• [ROWS]:
_ _ _ _

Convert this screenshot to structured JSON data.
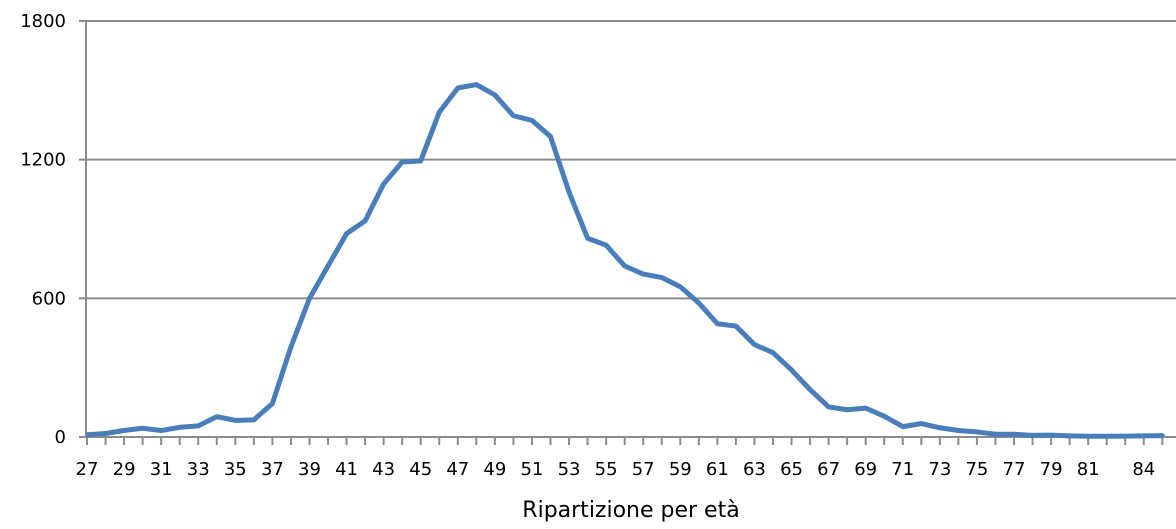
{
  "chart_data": {
    "type": "line",
    "xlabel": "Ripartizione per età",
    "ylabel": "",
    "ylim": [
      0,
      1800
    ],
    "yticks": [
      0,
      600,
      1200,
      1800
    ],
    "grid": true,
    "legend": "none",
    "categories": [
      "27",
      "28",
      "29",
      "30",
      "31",
      "32",
      "33",
      "34",
      "35",
      "36",
      "37",
      "38",
      "39",
      "40",
      "41",
      "42",
      "43",
      "44",
      "45",
      "46",
      "47",
      "48",
      "49",
      "50",
      "51",
      "52",
      "53",
      "54",
      "55",
      "56",
      "57",
      "58",
      "59",
      "60",
      "61",
      "62",
      "63",
      "64",
      "65",
      "66",
      "67",
      "68",
      "69",
      "70",
      "71",
      "72",
      "73",
      "74",
      "75",
      "76",
      "77",
      "78",
      "79",
      "80",
      "81",
      "82",
      "83",
      "84",
      "85"
    ],
    "category_labels": [
      "27",
      "29",
      "31",
      "33",
      "35",
      "37",
      "39",
      "41",
      "43",
      "45",
      "47",
      "49",
      "51",
      "53",
      "55",
      "57",
      "59",
      "61",
      "63",
      "65",
      "67",
      "69",
      "71",
      "73",
      "75",
      "77",
      "79",
      "81",
      "84"
    ],
    "series": [
      {
        "color": "#4a7ebb",
        "values": [
          10,
          15,
          28,
          38,
          28,
          42,
          48,
          88,
          72,
          74,
          145,
          390,
          600,
          740,
          880,
          935,
          1095,
          1190,
          1195,
          1405,
          1510,
          1525,
          1480,
          1390,
          1370,
          1300,
          1060,
          860,
          830,
          740,
          705,
          690,
          650,
          580,
          490,
          480,
          400,
          365,
          290,
          205,
          130,
          118,
          125,
          90,
          45,
          58,
          40,
          28,
          22,
          12,
          12,
          7,
          8,
          5,
          3,
          3,
          4,
          5,
          6
        ]
      }
    ],
    "colors": {
      "line": "#4a7ebb",
      "grid": "#8c8c8c",
      "axis": "#8c8c8c"
    }
  }
}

_ _ _ _

Strip out the pictures and quote the remaining data word for word.

• [RESULT OF THE TASK]:
Convert this screenshot to structured JSON data.
{
  "chart_data": {
    "type": "line",
    "xlabel": "Ripartizione per età",
    "ylabel": "",
    "ylim": [
      0,
      1800
    ],
    "yticks": [
      0,
      600,
      1200,
      1800
    ],
    "grid": true,
    "legend": "none",
    "categories": [
      "27",
      "28",
      "29",
      "30",
      "31",
      "32",
      "33",
      "34",
      "35",
      "36",
      "37",
      "38",
      "39",
      "40",
      "41",
      "42",
      "43",
      "44",
      "45",
      "46",
      "47",
      "48",
      "49",
      "50",
      "51",
      "52",
      "53",
      "54",
      "55",
      "56",
      "57",
      "58",
      "59",
      "60",
      "61",
      "62",
      "63",
      "64",
      "65",
      "66",
      "67",
      "68",
      "69",
      "70",
      "71",
      "72",
      "73",
      "74",
      "75",
      "76",
      "77",
      "78",
      "79",
      "80",
      "81",
      "82",
      "83",
      "84",
      "85"
    ],
    "category_labels": [
      "27",
      "29",
      "31",
      "33",
      "35",
      "37",
      "39",
      "41",
      "43",
      "45",
      "47",
      "49",
      "51",
      "53",
      "55",
      "57",
      "59",
      "61",
      "63",
      "65",
      "67",
      "69",
      "71",
      "73",
      "75",
      "77",
      "79",
      "81",
      "84"
    ],
    "series": [
      {
        "color": "#4a7ebb",
        "values": [
          10,
          15,
          28,
          38,
          28,
          42,
          48,
          88,
          72,
          74,
          145,
          390,
          600,
          740,
          880,
          935,
          1095,
          1190,
          1195,
          1405,
          1510,
          1525,
          1480,
          1390,
          1370,
          1300,
          1060,
          860,
          830,
          740,
          705,
          690,
          650,
          580,
          490,
          480,
          400,
          365,
          290,
          205,
          130,
          118,
          125,
          90,
          45,
          58,
          40,
          28,
          22,
          12,
          12,
          7,
          8,
          5,
          3,
          3,
          4,
          5,
          6
        ]
      }
    ],
    "colors": {
      "line": "#4a7ebb",
      "grid": "#8c8c8c",
      "axis": "#8c8c8c"
    }
  }
}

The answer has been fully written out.